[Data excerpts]
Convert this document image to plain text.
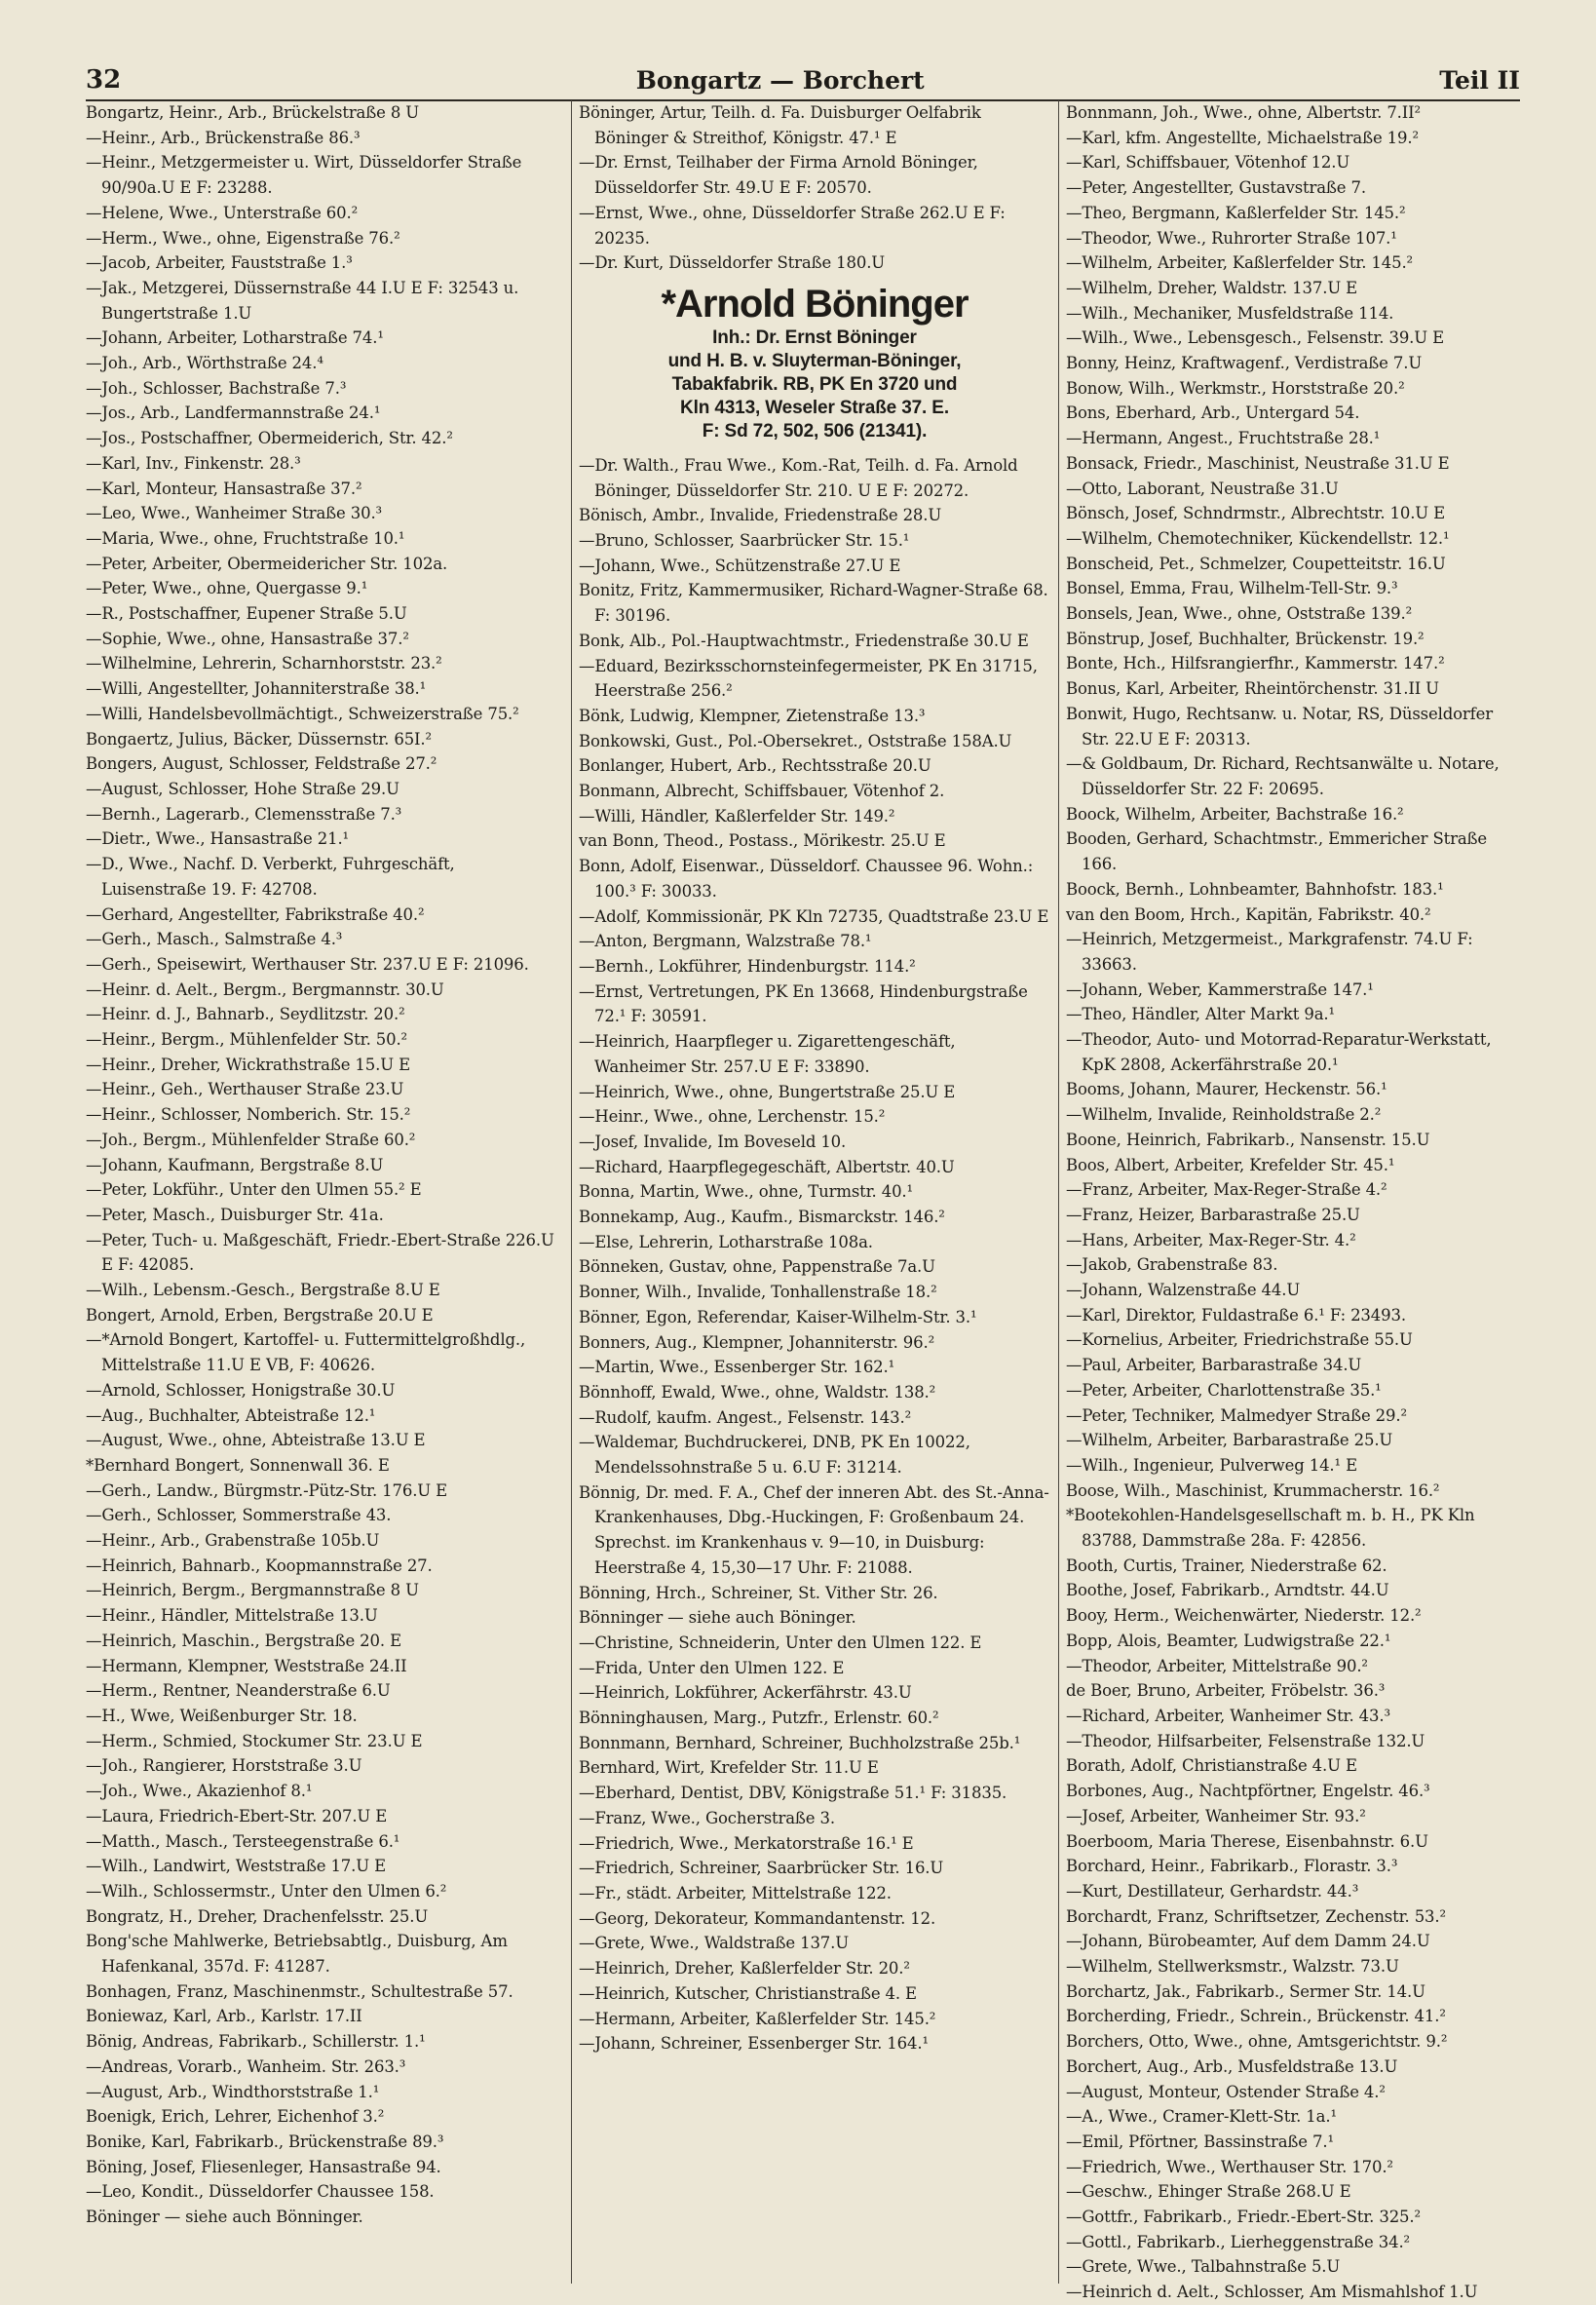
32	Bongartz — Borchert	Teil II
Bongartz, Heinr., Arb., Brückelstraße 8 U
—Heinr., Arb., Brückenstraße 86.³
—Heinr., Metzgermeister u. Wirt, Düsseldorfer Straße 90/90a.U E F: 23288.
—Helene, Wwe., Unterstraße 60.²
—Herm., Wwe., ohne, Eigenstraße 76.²
—Jacob, Arbeiter, Fauststraße 1.³
—Jak., Metzgerei, Düssernstraße 44 I.U E F: 32543 u. Bungertstraße 1.U
—Johann, Arbeiter, Lotharstraße 74.¹
—Joh., Arb., Wörthstraße 24.⁴
—Joh., Schlosser, Bachstraße 7.³
—Jos., Arb., Landfermannstraße 24.¹
—Jos., Postschaffner, Obermeiderich, Str. 42.²
—Karl, Inv., Finkenstr. 28.³
—Karl, Monteur, Hansastraße 37.²
—Leo, Wwe., Wanheimer Straße 30.³
—Maria, Wwe., ohne, Fruchtstraße 10.¹
—Peter, Arbeiter, Obermeidericher Str. 102a.
—Peter, Wwe., ohne, Quergasse 9.¹
—R., Postschaffner, Eupener Straße 5.U
—Sophie, Wwe., ohne, Hansastraße 37.²
—Wilhelmine, Lehrerin, Scharnhorststr. 23.²
—Willi, Angestellter, Johanniterstraße 38.¹
—Willi, Handelsbevollmächtigt., Schweizerstraße 75.²
Bongaertz, Julius, Bäcker, Düssernstr. 65I.²
Bongers, August, Schlosser, Feldstraße 27.²
—August, Schlosser, Hohe Straße 29.U
—Bernh., Lagerarb., Clemensstraße 7.³
—Dietr., Wwe., Hansastraße 21.¹
—D., Wwe., Nachf. D. Verberkt, Fuhrgeschäft, Luisenstraße 19. F: 42708.
—Gerhard, Angestellter, Fabrikstraße 40.²
—Gerh., Masch., Salmstraße 4.³
—Gerh., Speisewirt, Werthauser Str. 237.U E F: 21096.
—Heinr. d. Aelt., Bergm., Bergmannstr. 30.U
—Heinr. d. J., Bahnarb., Seydlitzstr. 20.²
—Heinr., Bergm., Mühlenfelder Str. 50.²
—Heinr., Dreher, Wickrathstraße 15.U E
—Heinr., Geh., Werthauser Straße 23.U
—Heinr., Schlosser, Nomberich. Str. 15.²
—Joh., Bergm., Mühlenfelder Straße 60.²
—Johann, Kaufmann, Bergstraße 8.U
—Peter, Lokführ., Unter den Ulmen 55.² E
—Peter, Masch., Duisburger Str. 41a.
—Peter, Tuch- u. Maßgeschäft, Friedr.-Ebert-Straße 226.U E F: 42085.
—Wilh., Lebensm.-Gesch., Bergstraße 8.U E
Bongert, Arnold, Erben, Bergstraße 20.U E
—*Arnold Bongert, Kartoffel- u. Futtermittelgroßhdlg., Mittelstraße 11.U E VB, F: 40626.
—Arnold, Schlosser, Honigstraße 30.U
—Aug., Buchhalter, Abteistraße 12.¹
—August, Wwe., ohne, Abteistraße 13.U E
*Bernhard Bongert, Sonnenwall 36. E
—Gerh., Landw., Bürgmstr.-Pütz-Str. 176.U E
—Gerh., Schlosser, Sommerstraße 43.
—Heinr., Arb., Grabenstraße 105b.U
—Heinrich, Bahnarb., Koopmannstraße 27.
—Heinrich, Bergm., Bergmannstraße 8 U
—Heinr., Händler, Mittelstraße 13.U
—Heinrich, Maschin., Bergstraße 20. E
—Hermann, Klempner, Weststraße 24.II
—Herm., Rentner, Neanderstraße 6.U
—H., Wwe, Weißenburger Str. 18.
—Herm., Schmied, Stockumer Str. 23.U E
—Joh., Rangierer, Horststraße 3.U
—Joh., Wwe., Akazienhof 8.¹
—Laura, Friedrich-Ebert-Str. 207.U E
—Matth., Masch., Tersteegenstraße 6.¹
—Wilh., Landwirt, Weststraße 17.U E
—Wilh., Schlossermstr., Unter den Ulmen 6.²
Bongratz, H., Dreher, Drachenfelsstr. 25.U
Bong'sche Mahlwerke, Betriebsabtlg., Duisburg, Am Hafenkanal, 357d. F: 41287.
Bonhagen, Franz, Maschinenmstr., Schultestraße 57.
Boniewaz, Karl, Arb., Karlstr. 17.II
Bönig, Andreas, Fabrikarb., Schillerstr. 1.¹
—Andreas, Vorarb., Wanheim. Str. 263.³
—August, Arb., Windthorststraße 1.¹
Boenigk, Erich, Lehrer, Eichenhof 3.²
Bonike, Karl, Fabrikarb., Brückenstraße 89.³
Böning, Josef, Fliesenleger, Hansastraße 94.
—Leo, Kondit., Düsseldorfer Chaussee 158.
Böninger — siehe auch Bönninger.
Böninger, Artur, Teilh. d. Fa. Duisburger Oelfabrik Böninger & Streithof, Königstr. 47.¹ E
—Dr. Ernst, Teilhaber der Firma Arnold Böninger, Düsseldorfer Str. 49.U E F: 20570.
—Ernst, Wwe., ohne, Düsseldorfer Straße 262.U E F: 20235.
—Dr. Kurt, Düsseldorfer Straße 180.U
*Arnold Böninger
Inh.: Dr. Ernst Böninger
und H. B. v. Sluyterman-Böninger,
Tabakfabrik. RB, PK En 3720 und
Kln 4313, Weseler Straße 37. E.
F: Sd 72, 502, 506 (21341).
—Dr. Walth., Frau Wwe., Kom.-Rat, Teilh. d. Fa. Arnold Böninger, Düsseldorfer Str. 210. U E F: 20272.
Bönisch, Ambr., Invalide, Friedenstraße 28.U
—Bruno, Schlosser, Saarbrücker Str. 15.¹
—Johann, Wwe., Schützenstraße 27.U E
Bonitz, Fritz, Kammermusiker, Richard-Wagner-Straße 68. F: 30196.
Bonk, Alb., Pol.-Hauptwachtmstr., Friedenstraße 30.U E
—Eduard, Bezirksschornsteinfegermeister, PK En 31715, Heerstraße 256.²
Bönk, Ludwig, Klempner, Zietenstraße 13.³
Bonkowski, Gust., Pol.-Obersekret., Oststraße 158A.U
Bonlanger, Hubert, Arb., Rechtsstraße 20.U
Bonmann, Albrecht, Schiffsbauer, Vötenhof 2.
—Willi, Händler, Kaßlerfelder Str. 149.²
van Bonn, Theod., Postass., Mörikestr. 25.U E
Bonn, Adolf, Eisenwar., Düsseldorf. Chaussee 96. Wohn.: 100.³ F: 30033.
—Adolf, Kommissionär, PK Kln 72735, Quadtstraße 23.U E
—Anton, Bergmann, Walzstraße 78.¹
—Bernh., Lokführer, Hindenburgstr. 114.²
—Ernst, Vertretungen, PK En 13668, Hindenburgstraße 72.¹ F: 30591.
—Heinrich, Haarpfleger u. Zigarettengeschäft, Wanheimer Str. 257.U E F: 33890.
—Heinrich, Wwe., ohne, Bungertstraße 25.U E
—Heinr., Wwe., ohne, Lerchenstr. 15.²
—Josef, Invalide, Im Boveseld 10.
—Richard, Haarpflegegeschäft, Albertstr. 40.U
Bonna, Martin, Wwe., ohne, Turmstr. 40.¹
Bonnekamp, Aug., Kaufm., Bismarckstr. 146.²
—Else, Lehrerin, Lotharstraße 108a.
Bönneken, Gustav, ohne, Pappenstraße 7a.U
Bonner, Wilh., Invalide, Tonhallenstraße 18.²
Bönner, Egon, Referendar, Kaiser-Wilhelm-Str. 3.¹
Bonners, Aug., Klempner, Johanniterstr. 96.²
—Martin, Wwe., Essenberger Str. 162.¹
Bönnhoff, Ewald, Wwe., ohne, Waldstr. 138.²
—Rudolf, kaufm. Angest., Felsenstr. 143.²
—Waldemar, Buchdruckerei, DNB, PK En 10022, Mendelssohnstraße 5 u. 6.U F: 31214.
Bönnig, Dr. med. F. A., Chef der inneren Abt. des St.-Anna-Krankenhauses, Dbg.-Huckingen, F: Großenbaum 24. Sprechst. im Krankenhaus v. 9—10, in Duisburg: Heerstraße 4, 15,30—17 Uhr. F: 21088.
Bönning, Hrch., Schreiner, St. Vither Str. 26.
Bönninger — siehe auch Böninger.
—Christine, Schneiderin, Unter den Ulmen 122. E
—Frida, Unter den Ulmen 122. E
—Heinrich, Lokführer, Ackerfährstr. 43.U
Bönninghausen, Marg., Putzfr., Erlenstr. 60.²
Bonnmann, Bernhard, Schreiner, Buchholzstraße 25b.¹
Bernhard, Wirt, Krefelder Str. 11.U E
—Eberhard, Dentist, DBV, Königstraße 51.¹ F: 31835.
—Franz, Wwe., Gocherstraße 3.
—Friedrich, Wwe., Merkatorstraße 16.¹ E
—Friedrich, Schreiner, Saarbrücker Str. 16.U
—Fr., städt. Arbeiter, Mittelstraße 122.
—Georg, Dekorateur, Kommandantenstr. 12.
—Grete, Wwe., Waldstraße 137.U
—Heinrich, Dreher, Kaßlerfelder Str. 20.²
—Heinrich, Kutscher, Christianstraße 4. E
—Hermann, Arbeiter, Kaßlerfelder Str. 145.²
—Johann, Schreiner, Essenberger Str. 164.¹
Bonnmann, Joh., Wwe., ohne, Albertstr. 7.II²
—Karl, kfm. Angestellte, Michaelstraße 19.²
—Karl, Schiffsbauer, Vötenhof 12.U
—Peter, Angestellter, Gustavstraße 7.
—Theo, Bergmann, Kaßlerfelder Str. 145.²
—Theodor, Wwe., Ruhrorter Straße 107.¹
—Wilhelm, Arbeiter, Kaßlerfelder Str. 145.²
—Wilhelm, Dreher, Waldstr. 137.U E
—Wilh., Mechaniker, Musfeldstraße 114.
—Wilh., Wwe., Lebensgesch., Felsenstr. 39.U E
Bonny, Heinz, Kraftwagenf., Verdistraße 7.U
Bonow, Wilh., Werkmstr., Horststraße 20.²
Bons, Eberhard, Arb., Untergard 54.
—Hermann, Angest., Fruchtstraße 28.¹
Bonsack, Friedr., Maschinist, Neustraße 31.U E
—Otto, Laborant, Neustraße 31.U
Bönsch, Josef, Schndrmstr., Albrechtstr. 10.U E
—Wilhelm, Chemotechniker, Kückendellstr. 12.¹
Bonscheid, Pet., Schmelzer, Coupetteitstr. 16.U
Bonsel, Emma, Frau, Wilhelm-Tell-Str. 9.³
Bonsels, Jean, Wwe., ohne, Oststraße 139.²
Bönstrup, Josef, Buchhalter, Brückenstr. 19.²
Bonte, Hch., Hilfsrangierfhr., Kammerstr. 147.²
Bonus, Karl, Arbeiter, Rheintörchenstr. 31.II U
Bonwit, Hugo, Rechtsanw. u. Notar, RS, Düsseldorfer Str. 22.U E F: 20313.
—& Goldbaum, Dr. Richard, Rechtsanwälte u. Notare, Düsseldorfer Str. 22 F: 20695.
Boock, Wilhelm, Arbeiter, Bachstraße 16.²
Booden, Gerhard, Schachtmstr., Emmericher Straße 166.
Boock, Bernh., Lohnbeamter, Bahnhofstr. 183.¹
van den Boom, Hrch., Kapitän, Fabrikstr. 40.²
—Heinrich, Metzgermeist., Markgrafenstr. 74.U F: 33663.
—Johann, Weber, Kammerstraße 147.¹
—Theo, Händler, Alter Markt 9a.¹
—Theodor, Auto- und Motorrad-Reparatur-Werkstatt, KpK 2808, Ackerfährstraße 20.¹
Booms, Johann, Maurer, Heckenstr. 56.¹
—Wilhelm, Invalide, Reinholdstraße 2.²
Boone, Heinrich, Fabrikarb., Nansenstr. 15.U
Boos, Albert, Arbeiter, Krefelder Str. 45.¹
—Franz, Arbeiter, Max-Reger-Straße 4.²
—Franz, Heizer, Barbarastraße 25.U
—Hans, Arbeiter, Max-Reger-Str. 4.²
—Jakob, Grabenstraße 83.
—Johann, Walzenstraße 44.U
—Karl, Direktor, Fuldastraße 6.¹ F: 23493.
—Kornelius, Arbeiter, Friedrichstraße 55.U
—Paul, Arbeiter, Barbarastraße 34.U
—Peter, Arbeiter, Charlottenstraße 35.¹
—Peter, Techniker, Malmedyer Straße 29.²
—Wilhelm, Arbeiter, Barbarastraße 25.U
—Wilh., Ingenieur, Pulverweg 14.¹ E
Boose, Wilh., Maschinist, Krummacherstr. 16.²
*Bootekohlen-Handelsgesellschaft m. b. H., PK Kln 83788, Dammstraße 28a. F: 42856.
Booth, Curtis, Trainer, Niederstraße 62.
Boothe, Josef, Fabrikarb., Arndtstr. 44.U
Booy, Herm., Weichenwärter, Niederstr. 12.²
Bopp, Alois, Beamter, Ludwigstraße 22.¹
—Theodor, Arbeiter, Mittelstraße 90.²
de Boer, Bruno, Arbeiter, Fröbelstr. 36.³
—Richard, Arbeiter, Wanheimer Str. 43.³
—Theodor, Hilfsarbeiter, Felsenstraße 132.U
Borath, Adolf, Christianstraße 4.U E
Borbones, Aug., Nachtpförtner, Engelstr. 46.³
—Josef, Arbeiter, Wanheimer Str. 93.²
Boerboom, Maria Therese, Eisenbahnstr. 6.U
Borchard, Heinr., Fabrikarb., Florastr. 3.³
—Kurt, Destillateur, Gerhardstr. 44.³
Borchardt, Franz, Schriftsetzer, Zechenstr. 53.²
—Johann, Bürobeamter, Auf dem Damm 24.U
—Wilhelm, Stellwerksmstr., Walzstr. 73.U
Borchartz, Jak., Fabrikarb., Sermer Str. 14.U
Borcherding, Friedr., Schrein., Brückenstr. 41.²
Borchers, Otto, Wwe., ohne, Amtsgerichtstr. 9.²
Borchert, Aug., Arb., Musfeldstraße 13.U
—August, Monteur, Ostender Straße 4.²
—A., Wwe., Cramer-Klett-Str. 1a.¹
—Emil, Pförtner, Bassinstraße 7.¹
—Friedrich, Wwe., Werthauser Str. 170.²
—Geschw., Ehinger Straße 268.U E
—Gottfr., Fabrikarb., Friedr.-Ebert-Str. 325.²
—Gottl., Fabrikarb., Lierheggenstraße 34.²
—Grete, Wwe., Talbahnstraße 5.U
—Heinrich d. Aelt., Schlosser, Am Mismahlshof 1.U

Problem requirements => Using the data above, copy each line that contains "Schiffsbauer".

Correct output =>
Bonmann, Albrecht, Schiffsbauer, Vötenhof 2.
—Karl, Schiffsbauer, Vötenhof 12.U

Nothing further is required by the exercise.